**Exercise details:** Pick out and copy every line below that has the word "Geschäftskunden".

[START The input]

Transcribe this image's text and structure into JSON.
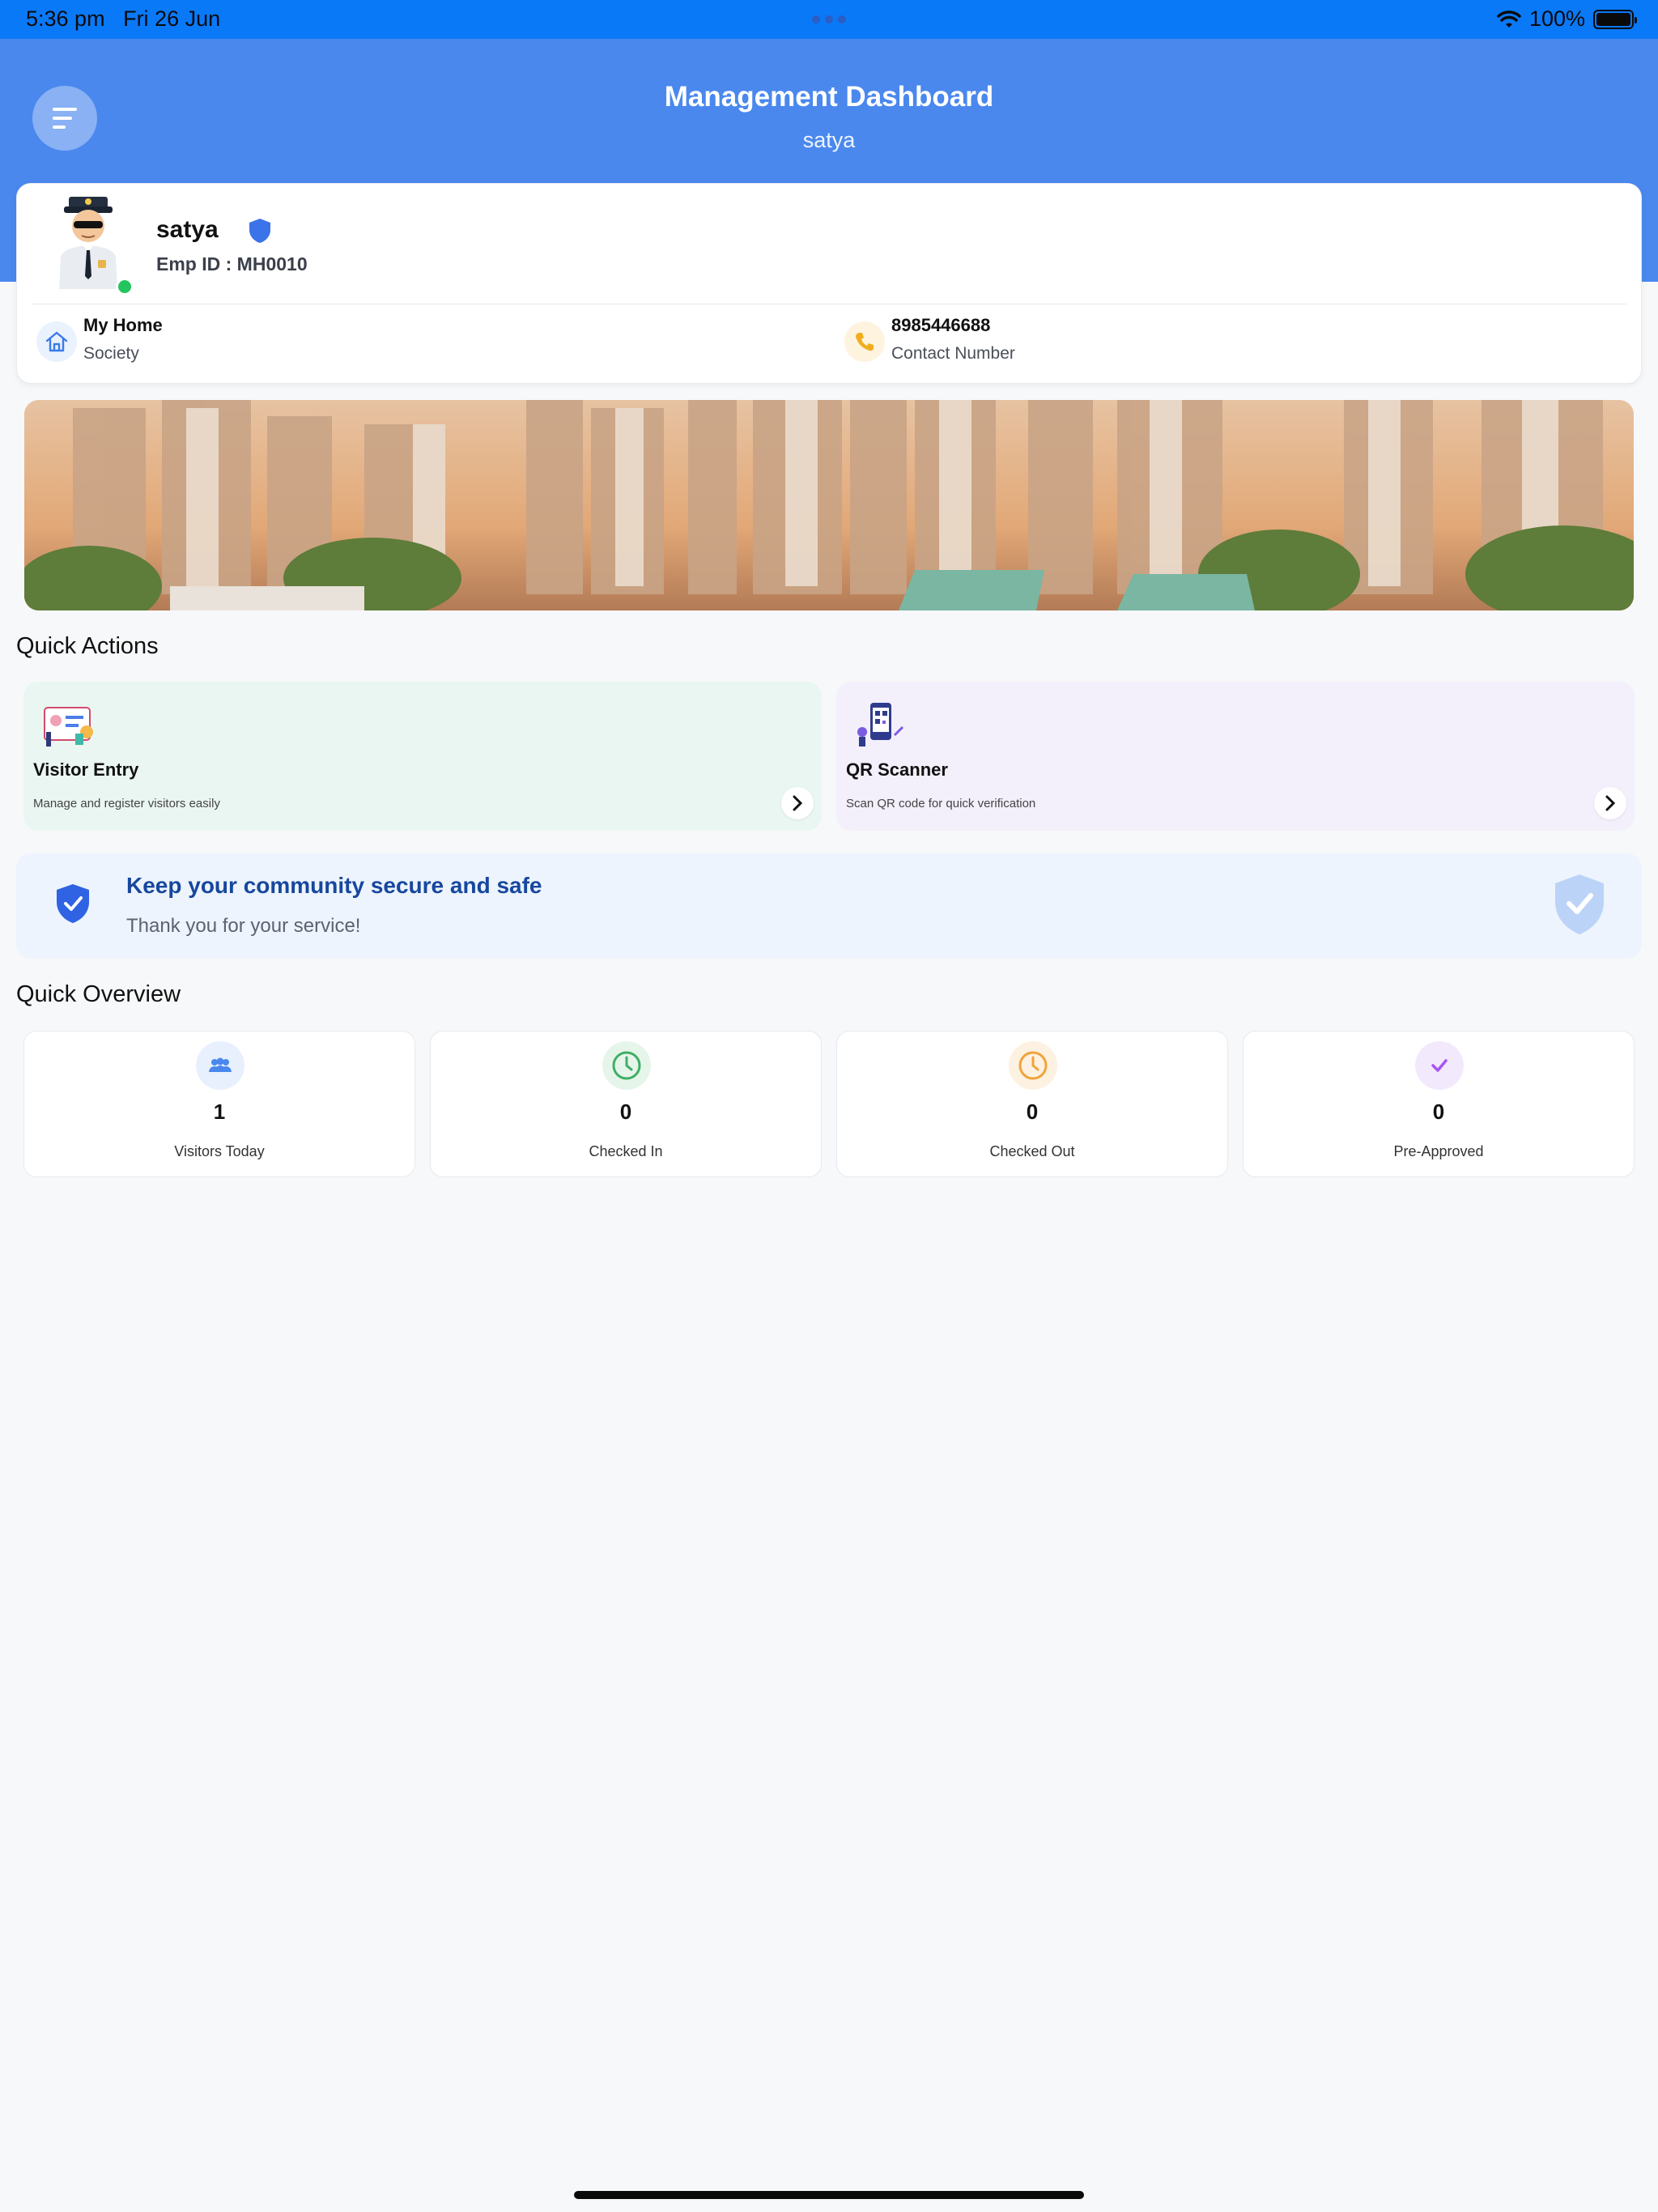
{
  "status_bar": {
    "time": "5:36 pm",
    "date": "Fri 26 Jun",
    "battery": "100%"
  },
  "header": {
    "title": "Management Dashboard",
    "subtitle": "satya",
    "menu_icon": "menu-icon"
  },
  "profile": {
    "name": "satya",
    "emp_id": "Emp ID : MH0010",
    "online": true,
    "society_name": "My Home",
    "society_label": "Society",
    "phone": "8985446688",
    "phone_label": "Contact Number"
  },
  "quick_actions": {
    "title": "Quick Actions",
    "items": [
      {
        "title": "Visitor Entry",
        "description": "Manage and register visitors easily",
        "color": "#eaf6f1"
      },
      {
        "title": "QR Scanner",
        "description": "Scan QR code for quick verification",
        "color": "#f3effb"
      }
    ]
  },
  "secure": {
    "title": "Keep your community secure and safe",
    "subtitle": "Thank you for your service!"
  },
  "overview": {
    "title": "Quick Overview",
    "items": [
      {
        "value": "1",
        "label": "Visitors Today",
        "icon": "users-icon",
        "color": "#4a88ee"
      },
      {
        "value": "0",
        "label": "Checked In",
        "icon": "clock-icon",
        "color": "#3fae64"
      },
      {
        "value": "0",
        "label": "Checked Out",
        "icon": "clock-icon",
        "color": "#f0a43a"
      },
      {
        "value": "0",
        "label": "Pre-Approved",
        "icon": "check-icon",
        "color": "#a855f7"
      }
    ]
  }
}
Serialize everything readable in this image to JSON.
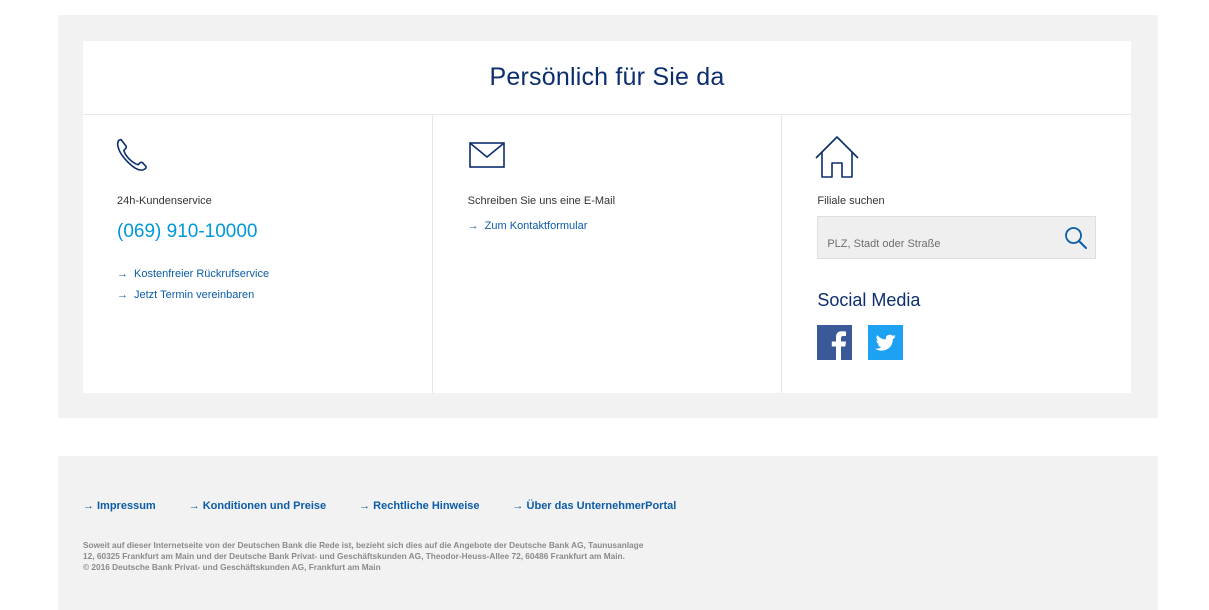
{
  "contact": {
    "title": "Persönlich für Sie da",
    "phone_col": {
      "icon": "phone-icon",
      "label": "24h-Kundenservice",
      "phone_number": "(069) 910-10000",
      "links": [
        "Kostenfreier Rückrufservice",
        "Jetzt Termin vereinbaren"
      ]
    },
    "email_col": {
      "icon": "mail-icon",
      "label": "Schreiben Sie uns eine E-Mail",
      "link": "Zum Kontaktformular"
    },
    "branch_col": {
      "icon": "house-icon",
      "label": "Filiale suchen",
      "search_placeholder": "PLZ, Stadt oder Straße",
      "search_icon": "search-icon",
      "social_title": "Social Media",
      "social": [
        {
          "name": "facebook",
          "icon": "facebook-icon",
          "color": "#3b5998"
        },
        {
          "name": "twitter",
          "icon": "twitter-icon",
          "color": "#1da1f2"
        }
      ]
    }
  },
  "footer": {
    "links": [
      "Impressum",
      "Konditionen und Preise",
      "Rechtliche Hinweise",
      "Über das UnternehmerPortal"
    ],
    "legal_line1": "Soweit auf dieser Internetseite von der Deutschen Bank die Rede ist, bezieht sich dies auf die Angebote der Deutsche Bank AG, Taunusanlage",
    "legal_line2": "12, 60325 Frankfurt am Main und der Deutsche Bank Privat- und Geschäftskunden AG, Theodor-Heuss-Allee 72, 60486 Frankfurt am Main.",
    "legal_line3": "© 2016 Deutsche Bank Privat- und Geschäftskunden AG, Frankfurt am Main"
  },
  "colors": {
    "title": "#0c2e6e",
    "link": "#0c5ca8",
    "phone": "#0098db",
    "panel_bg": "#f2f2f2"
  }
}
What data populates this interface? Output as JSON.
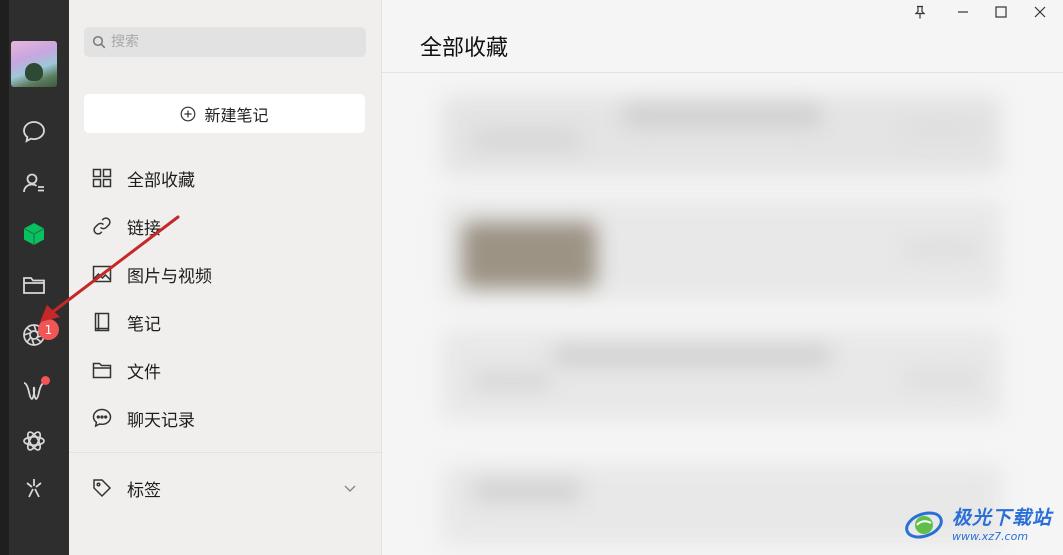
{
  "sidebar": {
    "avatar_label": "",
    "badge_count": "1",
    "icons": [
      "chat-icon",
      "contacts-icon",
      "favorites-cube-icon",
      "folder-icon",
      "moments-icon",
      "channels-icon",
      "mini-programs-icon",
      "search-sparkle-icon"
    ]
  },
  "panel": {
    "search_placeholder": "搜索",
    "new_note_label": "新建笔记",
    "menu": [
      {
        "label": "全部收藏",
        "icon": "grid-icon"
      },
      {
        "label": "链接",
        "icon": "link-icon"
      },
      {
        "label": "图片与视频",
        "icon": "image-icon"
      },
      {
        "label": "笔记",
        "icon": "notebook-icon"
      },
      {
        "label": "文件",
        "icon": "folder-icon"
      },
      {
        "label": "聊天记录",
        "icon": "chat-bubble-icon"
      }
    ],
    "tags_label": "标签"
  },
  "main": {
    "title": "全部收藏"
  },
  "watermark": {
    "name": "极光下载站",
    "url": "www.xz7.com"
  },
  "colors": {
    "rail": "#2e2e2e",
    "accent": "#07c160",
    "badge": "#f15555",
    "annotation_arrow": "#c62828",
    "watermark": "#2a6fd6"
  }
}
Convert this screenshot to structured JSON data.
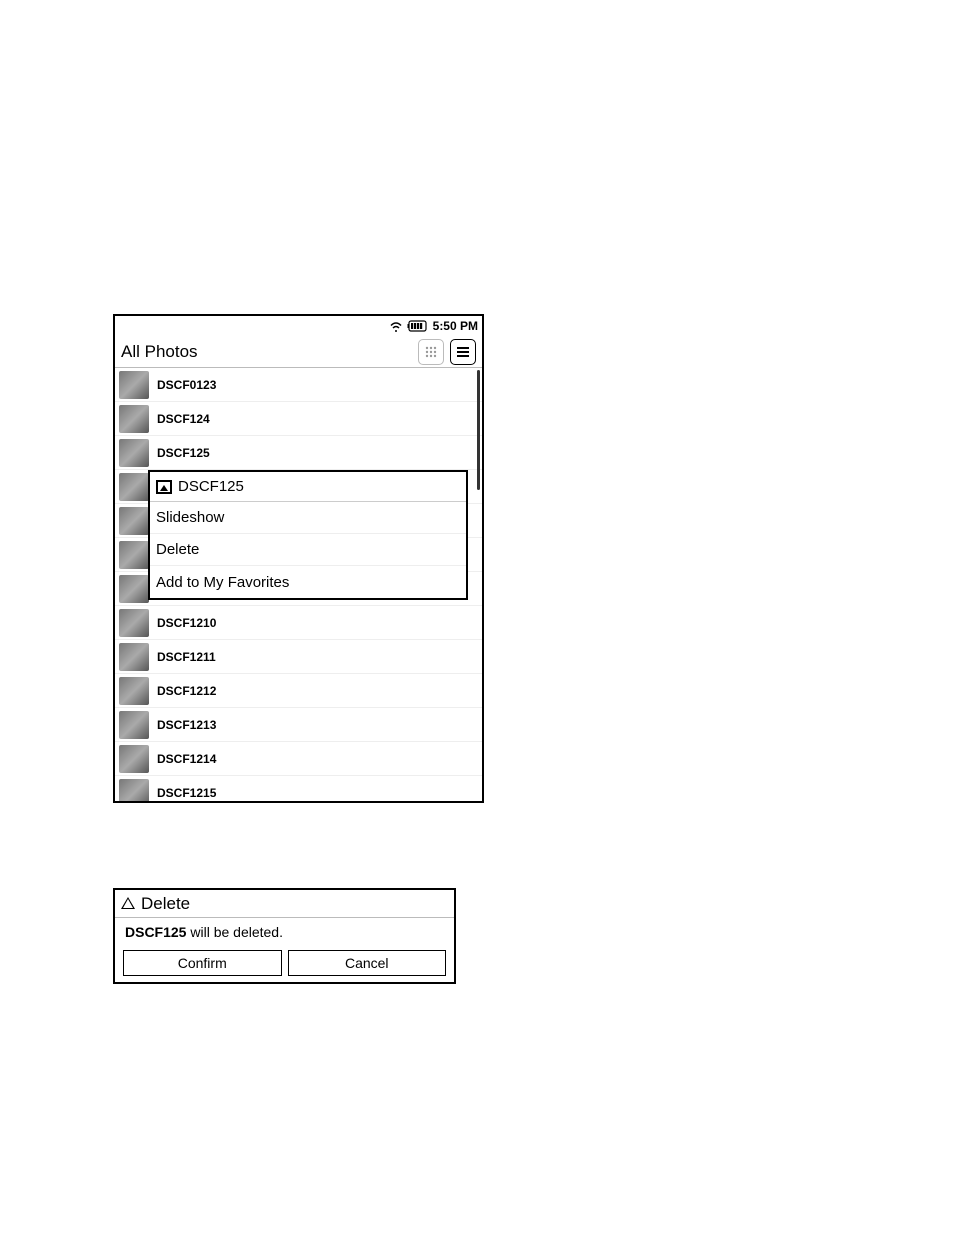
{
  "status_bar": {
    "time": "5:50 PM"
  },
  "header": {
    "title": "All Photos"
  },
  "photos": [
    {
      "name": "DSCF0123"
    },
    {
      "name": "DSCF124"
    },
    {
      "name": "DSCF125"
    },
    {
      "name": ""
    },
    {
      "name": ""
    },
    {
      "name": ""
    },
    {
      "name": ""
    },
    {
      "name": "DSCF1210"
    },
    {
      "name": "DSCF1211"
    },
    {
      "name": "DSCF1212"
    },
    {
      "name": "DSCF1213"
    },
    {
      "name": "DSCF1214"
    },
    {
      "name": "DSCF1215"
    }
  ],
  "context_menu": {
    "target": "DSCF125",
    "items": [
      "Slideshow",
      "Delete",
      "Add to My Favorites"
    ]
  },
  "dialog": {
    "title": "Delete",
    "filename": "DSCF125",
    "message_suffix": " will be deleted.",
    "confirm": "Confirm",
    "cancel": "Cancel"
  }
}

[END The input]

**Complete response:**
    "legal_line2": "12, 60325 Frankfurt am Main und der Deutsche Bank Privat- und Geschäftskunden AG, Theodor-Heuss-Allee 72, 60486 Frankfurt am Main.",
    "legal_line3": "© 2016 Deutsche Bank Privat- und Geschäftskunden AG, Frankfurt am Main"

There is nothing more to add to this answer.